▶ What is asked
Lines holding the string "ylabel" are the ones to copy; find them all in the data.

▶ Dataset rows

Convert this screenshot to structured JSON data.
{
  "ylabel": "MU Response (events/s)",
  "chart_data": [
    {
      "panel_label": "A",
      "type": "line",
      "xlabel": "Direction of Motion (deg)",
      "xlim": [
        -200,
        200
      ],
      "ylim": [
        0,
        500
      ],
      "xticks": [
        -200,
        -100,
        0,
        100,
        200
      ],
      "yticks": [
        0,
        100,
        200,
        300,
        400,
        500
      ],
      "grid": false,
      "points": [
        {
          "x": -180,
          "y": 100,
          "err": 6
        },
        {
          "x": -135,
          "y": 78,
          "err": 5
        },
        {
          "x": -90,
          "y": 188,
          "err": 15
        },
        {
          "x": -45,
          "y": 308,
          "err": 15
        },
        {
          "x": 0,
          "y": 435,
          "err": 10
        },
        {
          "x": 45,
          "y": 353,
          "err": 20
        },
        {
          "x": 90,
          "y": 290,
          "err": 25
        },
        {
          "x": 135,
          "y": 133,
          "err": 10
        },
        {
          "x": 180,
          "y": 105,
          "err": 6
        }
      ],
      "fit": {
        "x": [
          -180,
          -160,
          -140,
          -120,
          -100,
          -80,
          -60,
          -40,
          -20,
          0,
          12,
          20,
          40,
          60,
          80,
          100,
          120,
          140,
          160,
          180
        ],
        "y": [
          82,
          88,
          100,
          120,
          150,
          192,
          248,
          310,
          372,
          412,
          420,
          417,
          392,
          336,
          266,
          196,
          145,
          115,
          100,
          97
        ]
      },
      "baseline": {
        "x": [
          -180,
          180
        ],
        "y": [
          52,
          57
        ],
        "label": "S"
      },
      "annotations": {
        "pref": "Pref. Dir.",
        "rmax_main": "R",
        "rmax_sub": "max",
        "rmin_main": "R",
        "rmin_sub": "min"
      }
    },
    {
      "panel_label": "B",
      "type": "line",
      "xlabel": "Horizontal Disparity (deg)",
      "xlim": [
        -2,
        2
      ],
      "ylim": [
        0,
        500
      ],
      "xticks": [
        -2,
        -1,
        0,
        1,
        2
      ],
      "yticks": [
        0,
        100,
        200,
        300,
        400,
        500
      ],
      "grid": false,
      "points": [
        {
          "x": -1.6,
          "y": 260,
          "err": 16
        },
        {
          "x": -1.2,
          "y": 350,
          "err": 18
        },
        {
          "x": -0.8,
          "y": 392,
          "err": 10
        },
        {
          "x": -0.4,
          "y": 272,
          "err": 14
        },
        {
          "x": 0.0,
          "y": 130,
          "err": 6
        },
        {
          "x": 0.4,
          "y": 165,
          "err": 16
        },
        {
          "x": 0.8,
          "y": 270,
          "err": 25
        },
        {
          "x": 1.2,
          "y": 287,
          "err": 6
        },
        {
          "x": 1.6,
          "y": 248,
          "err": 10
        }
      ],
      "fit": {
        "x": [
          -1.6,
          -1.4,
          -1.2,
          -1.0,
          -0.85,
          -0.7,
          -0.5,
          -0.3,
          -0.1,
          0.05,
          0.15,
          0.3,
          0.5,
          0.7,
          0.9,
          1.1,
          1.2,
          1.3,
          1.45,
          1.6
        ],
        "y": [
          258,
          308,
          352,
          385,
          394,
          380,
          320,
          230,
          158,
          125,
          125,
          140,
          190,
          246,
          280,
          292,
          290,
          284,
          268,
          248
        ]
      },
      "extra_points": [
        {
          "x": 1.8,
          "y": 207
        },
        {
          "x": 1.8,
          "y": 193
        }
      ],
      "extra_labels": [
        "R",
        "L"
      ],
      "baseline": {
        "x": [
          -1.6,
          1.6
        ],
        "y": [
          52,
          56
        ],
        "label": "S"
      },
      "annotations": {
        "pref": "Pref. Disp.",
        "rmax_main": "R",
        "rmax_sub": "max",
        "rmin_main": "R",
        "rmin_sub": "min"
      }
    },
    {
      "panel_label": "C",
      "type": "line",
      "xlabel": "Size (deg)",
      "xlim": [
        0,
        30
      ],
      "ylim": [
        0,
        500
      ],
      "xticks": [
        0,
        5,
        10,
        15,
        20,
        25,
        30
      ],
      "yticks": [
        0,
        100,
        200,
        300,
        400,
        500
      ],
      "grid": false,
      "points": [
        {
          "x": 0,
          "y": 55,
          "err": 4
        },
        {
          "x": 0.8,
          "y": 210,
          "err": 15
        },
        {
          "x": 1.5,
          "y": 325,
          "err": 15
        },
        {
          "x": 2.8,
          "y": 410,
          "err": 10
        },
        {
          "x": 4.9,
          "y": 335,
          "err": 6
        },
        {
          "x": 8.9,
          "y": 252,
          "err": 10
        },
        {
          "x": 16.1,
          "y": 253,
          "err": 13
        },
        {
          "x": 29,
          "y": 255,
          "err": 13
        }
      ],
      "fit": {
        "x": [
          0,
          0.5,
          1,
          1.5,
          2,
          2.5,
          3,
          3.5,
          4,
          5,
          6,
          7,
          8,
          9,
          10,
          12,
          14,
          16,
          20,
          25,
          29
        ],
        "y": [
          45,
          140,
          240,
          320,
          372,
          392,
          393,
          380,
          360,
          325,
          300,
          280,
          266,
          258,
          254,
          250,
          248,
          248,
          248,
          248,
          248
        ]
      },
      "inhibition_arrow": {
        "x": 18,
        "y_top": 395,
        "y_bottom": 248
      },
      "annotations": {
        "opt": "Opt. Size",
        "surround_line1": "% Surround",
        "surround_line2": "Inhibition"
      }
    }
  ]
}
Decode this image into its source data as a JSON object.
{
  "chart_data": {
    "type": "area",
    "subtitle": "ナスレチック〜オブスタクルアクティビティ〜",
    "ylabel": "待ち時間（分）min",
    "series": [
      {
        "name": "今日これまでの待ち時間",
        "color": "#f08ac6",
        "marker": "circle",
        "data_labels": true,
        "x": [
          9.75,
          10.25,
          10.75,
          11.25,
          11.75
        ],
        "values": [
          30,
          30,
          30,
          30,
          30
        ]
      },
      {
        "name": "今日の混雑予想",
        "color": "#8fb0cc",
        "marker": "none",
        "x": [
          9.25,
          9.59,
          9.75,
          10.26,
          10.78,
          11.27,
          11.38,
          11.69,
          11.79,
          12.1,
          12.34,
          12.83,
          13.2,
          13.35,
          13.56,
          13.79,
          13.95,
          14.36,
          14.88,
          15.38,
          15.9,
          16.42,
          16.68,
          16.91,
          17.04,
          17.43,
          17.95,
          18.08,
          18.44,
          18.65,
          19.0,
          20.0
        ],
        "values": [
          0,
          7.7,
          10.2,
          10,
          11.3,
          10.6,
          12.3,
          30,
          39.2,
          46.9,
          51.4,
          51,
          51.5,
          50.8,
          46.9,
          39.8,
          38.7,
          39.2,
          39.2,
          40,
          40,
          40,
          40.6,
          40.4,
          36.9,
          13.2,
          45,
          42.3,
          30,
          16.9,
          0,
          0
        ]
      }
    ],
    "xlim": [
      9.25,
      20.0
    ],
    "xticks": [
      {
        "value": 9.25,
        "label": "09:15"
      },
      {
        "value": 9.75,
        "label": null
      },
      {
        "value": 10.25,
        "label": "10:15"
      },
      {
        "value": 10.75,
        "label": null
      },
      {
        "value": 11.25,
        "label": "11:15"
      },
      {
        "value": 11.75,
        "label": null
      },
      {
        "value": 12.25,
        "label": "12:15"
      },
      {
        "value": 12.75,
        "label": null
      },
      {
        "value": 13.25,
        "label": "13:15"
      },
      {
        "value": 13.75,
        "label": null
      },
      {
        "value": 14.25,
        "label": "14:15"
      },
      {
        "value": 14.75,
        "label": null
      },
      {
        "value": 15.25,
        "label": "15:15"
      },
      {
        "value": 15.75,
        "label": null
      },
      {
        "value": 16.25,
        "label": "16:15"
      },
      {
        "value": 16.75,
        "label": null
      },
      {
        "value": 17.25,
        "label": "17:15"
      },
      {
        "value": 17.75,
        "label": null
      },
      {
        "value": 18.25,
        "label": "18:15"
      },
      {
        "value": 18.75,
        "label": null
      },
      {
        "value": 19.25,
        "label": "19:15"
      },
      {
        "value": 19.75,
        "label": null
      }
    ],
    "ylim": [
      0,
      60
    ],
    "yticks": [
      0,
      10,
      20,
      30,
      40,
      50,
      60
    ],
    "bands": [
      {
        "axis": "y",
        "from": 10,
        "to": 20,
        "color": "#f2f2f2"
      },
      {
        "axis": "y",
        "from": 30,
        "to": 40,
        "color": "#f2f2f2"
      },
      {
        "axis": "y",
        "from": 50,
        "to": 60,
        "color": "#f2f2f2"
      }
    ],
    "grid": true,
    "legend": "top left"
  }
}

▶ Complete response
  "ylabel": "MU Response (events/s)",
    "ylabel": "待ち時間（分）min",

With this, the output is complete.